Aim: Give the number of lines in the listing below that include the word "name", with nothing more.

Records from a collection of figures

start

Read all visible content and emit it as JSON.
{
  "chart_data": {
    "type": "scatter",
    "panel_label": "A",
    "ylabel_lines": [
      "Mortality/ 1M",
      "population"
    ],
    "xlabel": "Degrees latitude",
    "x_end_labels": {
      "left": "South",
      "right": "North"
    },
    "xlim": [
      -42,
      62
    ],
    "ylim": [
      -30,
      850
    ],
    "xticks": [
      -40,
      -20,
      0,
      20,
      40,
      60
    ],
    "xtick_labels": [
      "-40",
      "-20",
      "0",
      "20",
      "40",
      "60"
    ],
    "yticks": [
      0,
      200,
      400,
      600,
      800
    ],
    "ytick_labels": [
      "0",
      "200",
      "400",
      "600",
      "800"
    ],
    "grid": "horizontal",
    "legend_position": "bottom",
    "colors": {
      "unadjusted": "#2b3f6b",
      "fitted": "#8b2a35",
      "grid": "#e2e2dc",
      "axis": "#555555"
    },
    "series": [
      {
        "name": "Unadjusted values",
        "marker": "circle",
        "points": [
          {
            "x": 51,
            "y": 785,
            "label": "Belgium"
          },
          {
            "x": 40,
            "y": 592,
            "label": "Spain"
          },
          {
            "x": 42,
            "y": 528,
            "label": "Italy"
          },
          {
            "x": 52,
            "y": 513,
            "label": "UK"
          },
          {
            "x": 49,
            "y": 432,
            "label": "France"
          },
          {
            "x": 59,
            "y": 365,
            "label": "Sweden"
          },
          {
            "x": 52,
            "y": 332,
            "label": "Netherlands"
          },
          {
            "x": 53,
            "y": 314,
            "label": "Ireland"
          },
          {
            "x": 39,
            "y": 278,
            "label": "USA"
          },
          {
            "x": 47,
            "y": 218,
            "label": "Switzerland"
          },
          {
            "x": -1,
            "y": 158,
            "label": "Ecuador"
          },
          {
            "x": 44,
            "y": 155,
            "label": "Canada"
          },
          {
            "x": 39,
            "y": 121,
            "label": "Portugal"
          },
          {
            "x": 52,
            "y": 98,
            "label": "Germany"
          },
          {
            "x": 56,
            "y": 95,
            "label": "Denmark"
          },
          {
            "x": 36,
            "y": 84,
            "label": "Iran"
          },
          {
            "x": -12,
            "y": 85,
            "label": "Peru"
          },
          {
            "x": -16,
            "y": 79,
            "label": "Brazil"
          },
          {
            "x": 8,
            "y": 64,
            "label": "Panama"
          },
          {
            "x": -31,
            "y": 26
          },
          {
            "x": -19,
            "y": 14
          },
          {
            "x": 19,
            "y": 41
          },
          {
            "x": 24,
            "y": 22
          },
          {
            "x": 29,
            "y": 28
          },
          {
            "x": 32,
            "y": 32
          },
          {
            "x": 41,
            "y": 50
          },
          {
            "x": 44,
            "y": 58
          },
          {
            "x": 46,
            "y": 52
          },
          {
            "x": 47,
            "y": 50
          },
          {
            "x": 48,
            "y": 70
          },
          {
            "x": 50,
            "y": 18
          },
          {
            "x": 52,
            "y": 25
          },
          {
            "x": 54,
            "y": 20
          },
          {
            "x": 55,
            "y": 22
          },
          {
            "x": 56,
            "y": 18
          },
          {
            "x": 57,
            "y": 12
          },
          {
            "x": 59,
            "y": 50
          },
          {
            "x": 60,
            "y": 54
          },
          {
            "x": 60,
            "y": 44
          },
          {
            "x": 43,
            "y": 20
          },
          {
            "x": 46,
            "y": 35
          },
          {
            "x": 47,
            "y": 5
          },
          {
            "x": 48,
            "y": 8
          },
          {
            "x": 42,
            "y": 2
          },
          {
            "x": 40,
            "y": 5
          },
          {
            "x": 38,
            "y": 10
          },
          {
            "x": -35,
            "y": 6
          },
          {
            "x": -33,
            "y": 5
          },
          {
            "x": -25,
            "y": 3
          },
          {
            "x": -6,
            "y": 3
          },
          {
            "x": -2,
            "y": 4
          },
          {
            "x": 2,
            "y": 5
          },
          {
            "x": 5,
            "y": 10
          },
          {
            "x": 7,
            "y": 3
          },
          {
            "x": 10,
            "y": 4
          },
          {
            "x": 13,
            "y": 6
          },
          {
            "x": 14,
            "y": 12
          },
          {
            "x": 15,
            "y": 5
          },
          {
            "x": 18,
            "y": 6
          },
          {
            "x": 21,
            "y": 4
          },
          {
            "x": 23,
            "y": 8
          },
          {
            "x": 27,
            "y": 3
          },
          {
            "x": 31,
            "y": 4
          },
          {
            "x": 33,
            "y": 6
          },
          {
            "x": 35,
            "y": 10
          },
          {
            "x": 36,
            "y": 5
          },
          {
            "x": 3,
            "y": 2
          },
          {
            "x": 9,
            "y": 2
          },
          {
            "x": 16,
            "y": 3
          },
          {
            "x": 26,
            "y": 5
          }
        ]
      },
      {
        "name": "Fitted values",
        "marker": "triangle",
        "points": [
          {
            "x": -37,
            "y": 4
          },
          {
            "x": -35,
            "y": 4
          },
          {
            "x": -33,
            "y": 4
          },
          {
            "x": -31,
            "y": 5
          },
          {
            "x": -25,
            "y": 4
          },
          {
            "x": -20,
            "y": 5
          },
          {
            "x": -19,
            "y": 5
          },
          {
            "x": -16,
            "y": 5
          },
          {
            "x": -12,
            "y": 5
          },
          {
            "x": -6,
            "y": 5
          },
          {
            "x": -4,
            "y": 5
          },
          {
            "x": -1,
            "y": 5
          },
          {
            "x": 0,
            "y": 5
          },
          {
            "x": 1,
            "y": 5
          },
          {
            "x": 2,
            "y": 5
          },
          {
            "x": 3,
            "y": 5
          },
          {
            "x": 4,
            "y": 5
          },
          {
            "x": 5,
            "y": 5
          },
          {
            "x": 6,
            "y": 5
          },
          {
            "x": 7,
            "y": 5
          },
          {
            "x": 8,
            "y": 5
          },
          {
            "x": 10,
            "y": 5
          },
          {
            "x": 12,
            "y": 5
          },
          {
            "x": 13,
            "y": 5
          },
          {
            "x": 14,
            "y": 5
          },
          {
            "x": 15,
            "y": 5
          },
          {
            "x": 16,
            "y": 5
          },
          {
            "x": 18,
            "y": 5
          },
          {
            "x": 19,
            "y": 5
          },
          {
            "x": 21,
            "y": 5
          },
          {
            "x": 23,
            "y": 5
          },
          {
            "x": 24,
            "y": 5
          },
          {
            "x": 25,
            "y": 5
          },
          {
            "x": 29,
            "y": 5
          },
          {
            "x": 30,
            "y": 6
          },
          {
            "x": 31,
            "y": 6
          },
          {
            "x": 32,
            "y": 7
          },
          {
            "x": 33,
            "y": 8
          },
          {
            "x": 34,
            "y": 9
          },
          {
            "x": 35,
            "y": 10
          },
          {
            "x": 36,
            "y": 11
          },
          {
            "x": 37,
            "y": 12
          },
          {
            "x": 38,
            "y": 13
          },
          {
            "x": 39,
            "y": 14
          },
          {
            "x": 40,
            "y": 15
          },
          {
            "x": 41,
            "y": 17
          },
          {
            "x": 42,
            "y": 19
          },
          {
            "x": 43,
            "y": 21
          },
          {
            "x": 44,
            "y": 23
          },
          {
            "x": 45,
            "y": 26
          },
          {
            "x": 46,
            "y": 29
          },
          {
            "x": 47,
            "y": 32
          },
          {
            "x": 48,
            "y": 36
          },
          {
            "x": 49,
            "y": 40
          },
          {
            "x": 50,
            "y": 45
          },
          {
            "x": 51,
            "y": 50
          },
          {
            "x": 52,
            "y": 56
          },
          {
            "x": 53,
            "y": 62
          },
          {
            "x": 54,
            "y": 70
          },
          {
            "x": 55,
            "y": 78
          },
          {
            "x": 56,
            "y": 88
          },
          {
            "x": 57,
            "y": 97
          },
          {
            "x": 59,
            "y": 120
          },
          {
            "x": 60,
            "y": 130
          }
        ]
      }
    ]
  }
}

end

Task response: 2